(Saved data entries)
* Begin *

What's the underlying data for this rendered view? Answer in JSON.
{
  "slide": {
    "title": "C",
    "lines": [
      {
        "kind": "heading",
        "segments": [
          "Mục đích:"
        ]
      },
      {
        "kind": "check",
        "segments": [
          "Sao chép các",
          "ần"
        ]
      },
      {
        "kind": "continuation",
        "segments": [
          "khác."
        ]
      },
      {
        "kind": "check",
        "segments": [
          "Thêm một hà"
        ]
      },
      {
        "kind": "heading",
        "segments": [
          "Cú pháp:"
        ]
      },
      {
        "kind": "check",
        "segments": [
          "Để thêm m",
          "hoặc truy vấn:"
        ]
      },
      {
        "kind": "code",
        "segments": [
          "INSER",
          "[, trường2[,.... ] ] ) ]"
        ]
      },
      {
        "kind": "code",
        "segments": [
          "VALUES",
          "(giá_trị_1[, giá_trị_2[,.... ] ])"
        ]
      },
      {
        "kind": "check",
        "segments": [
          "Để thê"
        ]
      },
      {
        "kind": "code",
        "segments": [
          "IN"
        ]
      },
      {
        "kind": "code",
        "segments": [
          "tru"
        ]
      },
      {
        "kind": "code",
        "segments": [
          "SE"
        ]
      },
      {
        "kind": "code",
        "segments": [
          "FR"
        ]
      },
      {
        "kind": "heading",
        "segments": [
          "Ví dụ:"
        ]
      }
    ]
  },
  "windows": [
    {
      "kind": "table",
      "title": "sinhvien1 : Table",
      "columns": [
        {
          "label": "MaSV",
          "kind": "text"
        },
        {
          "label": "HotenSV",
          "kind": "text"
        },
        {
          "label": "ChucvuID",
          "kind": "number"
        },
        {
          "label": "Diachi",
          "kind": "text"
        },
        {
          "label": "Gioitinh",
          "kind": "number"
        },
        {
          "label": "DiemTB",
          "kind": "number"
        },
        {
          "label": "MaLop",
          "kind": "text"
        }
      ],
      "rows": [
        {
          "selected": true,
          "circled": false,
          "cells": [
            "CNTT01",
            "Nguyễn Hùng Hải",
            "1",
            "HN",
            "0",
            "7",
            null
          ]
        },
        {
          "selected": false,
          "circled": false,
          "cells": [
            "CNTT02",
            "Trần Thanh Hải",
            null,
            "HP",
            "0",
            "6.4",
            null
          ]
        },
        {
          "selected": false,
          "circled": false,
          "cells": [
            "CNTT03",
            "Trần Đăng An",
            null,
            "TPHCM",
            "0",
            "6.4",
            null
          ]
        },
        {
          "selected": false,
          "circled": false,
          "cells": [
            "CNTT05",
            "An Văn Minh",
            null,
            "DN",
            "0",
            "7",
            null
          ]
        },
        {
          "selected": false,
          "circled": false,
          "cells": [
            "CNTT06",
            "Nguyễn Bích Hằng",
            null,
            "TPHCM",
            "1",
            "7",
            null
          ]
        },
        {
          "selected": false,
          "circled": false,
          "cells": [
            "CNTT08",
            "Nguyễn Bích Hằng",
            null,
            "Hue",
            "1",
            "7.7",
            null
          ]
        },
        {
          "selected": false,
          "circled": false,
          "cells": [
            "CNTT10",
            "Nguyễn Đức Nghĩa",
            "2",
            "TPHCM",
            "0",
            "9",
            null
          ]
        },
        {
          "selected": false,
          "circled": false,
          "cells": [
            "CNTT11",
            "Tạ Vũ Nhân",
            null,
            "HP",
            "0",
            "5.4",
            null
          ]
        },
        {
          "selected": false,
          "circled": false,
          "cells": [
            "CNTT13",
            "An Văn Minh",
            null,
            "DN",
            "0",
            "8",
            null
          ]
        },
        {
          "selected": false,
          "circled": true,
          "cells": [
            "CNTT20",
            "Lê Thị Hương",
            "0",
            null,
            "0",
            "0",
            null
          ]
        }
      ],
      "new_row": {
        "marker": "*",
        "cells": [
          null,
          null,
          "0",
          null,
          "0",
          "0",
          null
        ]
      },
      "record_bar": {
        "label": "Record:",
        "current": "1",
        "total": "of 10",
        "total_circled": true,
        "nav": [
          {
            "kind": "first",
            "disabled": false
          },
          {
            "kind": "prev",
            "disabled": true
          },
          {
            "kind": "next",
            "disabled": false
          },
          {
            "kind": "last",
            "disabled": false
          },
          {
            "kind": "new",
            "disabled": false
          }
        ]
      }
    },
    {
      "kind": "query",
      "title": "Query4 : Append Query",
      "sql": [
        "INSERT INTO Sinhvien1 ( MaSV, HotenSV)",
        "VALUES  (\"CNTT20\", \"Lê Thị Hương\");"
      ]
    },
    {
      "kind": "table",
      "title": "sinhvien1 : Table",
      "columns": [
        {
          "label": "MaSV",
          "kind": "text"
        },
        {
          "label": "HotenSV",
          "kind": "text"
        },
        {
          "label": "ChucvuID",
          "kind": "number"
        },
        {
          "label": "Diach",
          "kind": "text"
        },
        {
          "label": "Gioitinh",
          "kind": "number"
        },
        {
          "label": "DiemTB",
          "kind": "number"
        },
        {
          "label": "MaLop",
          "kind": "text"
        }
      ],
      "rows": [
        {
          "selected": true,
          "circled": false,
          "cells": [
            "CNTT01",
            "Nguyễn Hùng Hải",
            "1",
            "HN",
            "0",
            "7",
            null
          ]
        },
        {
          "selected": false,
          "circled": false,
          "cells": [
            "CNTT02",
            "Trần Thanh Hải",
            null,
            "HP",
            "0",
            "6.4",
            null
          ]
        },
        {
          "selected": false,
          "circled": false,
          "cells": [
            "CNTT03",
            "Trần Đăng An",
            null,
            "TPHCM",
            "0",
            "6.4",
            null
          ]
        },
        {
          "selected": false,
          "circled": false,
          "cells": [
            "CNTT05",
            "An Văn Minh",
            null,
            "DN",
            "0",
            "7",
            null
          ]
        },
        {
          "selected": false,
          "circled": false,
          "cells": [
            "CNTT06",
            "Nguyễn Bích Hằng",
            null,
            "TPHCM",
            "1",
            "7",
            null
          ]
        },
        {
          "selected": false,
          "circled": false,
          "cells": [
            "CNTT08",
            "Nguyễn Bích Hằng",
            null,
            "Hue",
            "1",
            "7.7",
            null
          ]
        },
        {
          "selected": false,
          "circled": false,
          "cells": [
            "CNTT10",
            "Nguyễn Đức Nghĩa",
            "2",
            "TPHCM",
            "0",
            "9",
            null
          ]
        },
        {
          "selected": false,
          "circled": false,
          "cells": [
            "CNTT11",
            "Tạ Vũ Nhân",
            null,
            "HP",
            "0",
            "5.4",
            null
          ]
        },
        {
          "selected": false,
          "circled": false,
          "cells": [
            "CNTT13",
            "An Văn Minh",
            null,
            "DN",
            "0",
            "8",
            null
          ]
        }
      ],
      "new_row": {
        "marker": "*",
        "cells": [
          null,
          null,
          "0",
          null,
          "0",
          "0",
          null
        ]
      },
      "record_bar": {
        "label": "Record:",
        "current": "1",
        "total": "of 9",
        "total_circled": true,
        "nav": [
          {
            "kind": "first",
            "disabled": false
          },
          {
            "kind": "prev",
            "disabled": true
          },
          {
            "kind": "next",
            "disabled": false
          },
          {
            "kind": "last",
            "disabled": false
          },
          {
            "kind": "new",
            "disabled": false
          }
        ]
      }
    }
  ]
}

* End *
* Begin *

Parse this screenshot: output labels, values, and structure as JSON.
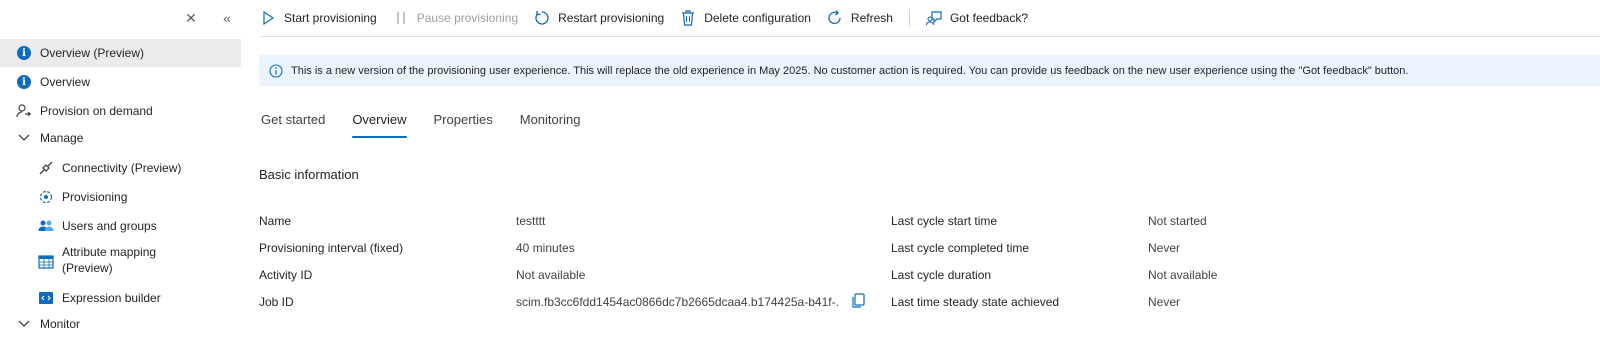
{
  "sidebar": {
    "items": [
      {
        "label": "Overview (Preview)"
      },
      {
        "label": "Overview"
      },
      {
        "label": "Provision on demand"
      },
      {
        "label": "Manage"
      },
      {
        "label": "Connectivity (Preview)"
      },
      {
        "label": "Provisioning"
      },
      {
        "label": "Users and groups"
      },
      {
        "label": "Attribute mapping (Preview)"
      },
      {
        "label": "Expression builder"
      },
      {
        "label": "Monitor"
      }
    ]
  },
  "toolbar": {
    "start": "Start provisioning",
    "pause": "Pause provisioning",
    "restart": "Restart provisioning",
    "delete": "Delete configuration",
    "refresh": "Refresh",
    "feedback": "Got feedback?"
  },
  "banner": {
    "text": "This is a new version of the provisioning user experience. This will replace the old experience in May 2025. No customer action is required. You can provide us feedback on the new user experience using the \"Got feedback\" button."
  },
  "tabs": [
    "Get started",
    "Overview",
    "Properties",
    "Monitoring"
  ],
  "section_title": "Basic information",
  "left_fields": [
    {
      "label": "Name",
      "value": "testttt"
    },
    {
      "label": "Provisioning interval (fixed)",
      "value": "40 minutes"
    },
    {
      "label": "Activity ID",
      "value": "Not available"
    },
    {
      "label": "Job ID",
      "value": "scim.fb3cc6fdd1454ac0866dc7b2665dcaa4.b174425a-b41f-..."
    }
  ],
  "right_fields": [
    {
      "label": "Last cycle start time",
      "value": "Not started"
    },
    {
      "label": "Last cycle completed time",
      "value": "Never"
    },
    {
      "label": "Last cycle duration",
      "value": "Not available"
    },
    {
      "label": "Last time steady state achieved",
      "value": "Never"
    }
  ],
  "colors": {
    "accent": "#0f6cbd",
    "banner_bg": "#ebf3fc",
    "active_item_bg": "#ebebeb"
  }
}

* End *

Every line in the data that holds "Preview" should be copied out.

        "label": "Overview (Preview)"
        "label": "Connectivity (Preview)"
        "label": "Attribute mapping (Preview)"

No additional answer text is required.